Extracted data:
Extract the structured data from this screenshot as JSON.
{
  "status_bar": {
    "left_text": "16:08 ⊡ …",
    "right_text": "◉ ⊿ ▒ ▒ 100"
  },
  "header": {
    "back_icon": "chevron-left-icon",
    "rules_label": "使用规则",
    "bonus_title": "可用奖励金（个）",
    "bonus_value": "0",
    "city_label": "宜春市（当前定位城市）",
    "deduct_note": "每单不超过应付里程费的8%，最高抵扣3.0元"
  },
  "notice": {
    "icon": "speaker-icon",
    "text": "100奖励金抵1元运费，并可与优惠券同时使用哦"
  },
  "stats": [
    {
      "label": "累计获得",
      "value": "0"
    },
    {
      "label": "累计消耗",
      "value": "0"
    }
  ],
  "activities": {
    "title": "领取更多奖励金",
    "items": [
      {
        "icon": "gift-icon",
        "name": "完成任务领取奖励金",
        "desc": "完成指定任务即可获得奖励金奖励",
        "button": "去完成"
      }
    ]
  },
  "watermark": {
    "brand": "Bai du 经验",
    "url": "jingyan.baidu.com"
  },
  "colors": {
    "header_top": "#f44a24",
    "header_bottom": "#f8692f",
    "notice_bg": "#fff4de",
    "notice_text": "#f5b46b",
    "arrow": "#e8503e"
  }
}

Task requirements: Write the material out again word for word.

Written response:
Extract the structured data from this screenshot as JSON.
{
  "status_bar": {
    "left_text": "16:08 ⊡ …",
    "right_text": "◉ ⊿ ▒ ▒ 100"
  },
  "header": {
    "back_icon": "chevron-left-icon",
    "rules_label": "使用规则",
    "bonus_title": "可用奖励金（个）",
    "bonus_value": "0",
    "city_label": "宜春市（当前定位城市）",
    "deduct_note": "每单不超过应付里程费的8%，最高抵扣3.0元"
  },
  "notice": {
    "icon": "speaker-icon",
    "text": "100奖励金抵1元运费，并可与优惠券同时使用哦"
  },
  "stats": [
    {
      "label": "累计获得",
      "value": "0"
    },
    {
      "label": "累计消耗",
      "value": "0"
    }
  ],
  "activities": {
    "title": "领取更多奖励金",
    "items": [
      {
        "icon": "gift-icon",
        "name": "完成任务领取奖励金",
        "desc": "完成指定任务即可获得奖励金奖励",
        "button": "去完成"
      }
    ]
  },
  "watermark": {
    "brand": "Bai du 经验",
    "url": "jingyan.baidu.com"
  },
  "colors": {
    "header_top": "#f44a24",
    "header_bottom": "#f8692f",
    "notice_bg": "#fff4de",
    "notice_text": "#f5b46b",
    "arrow": "#e8503e"
  }
}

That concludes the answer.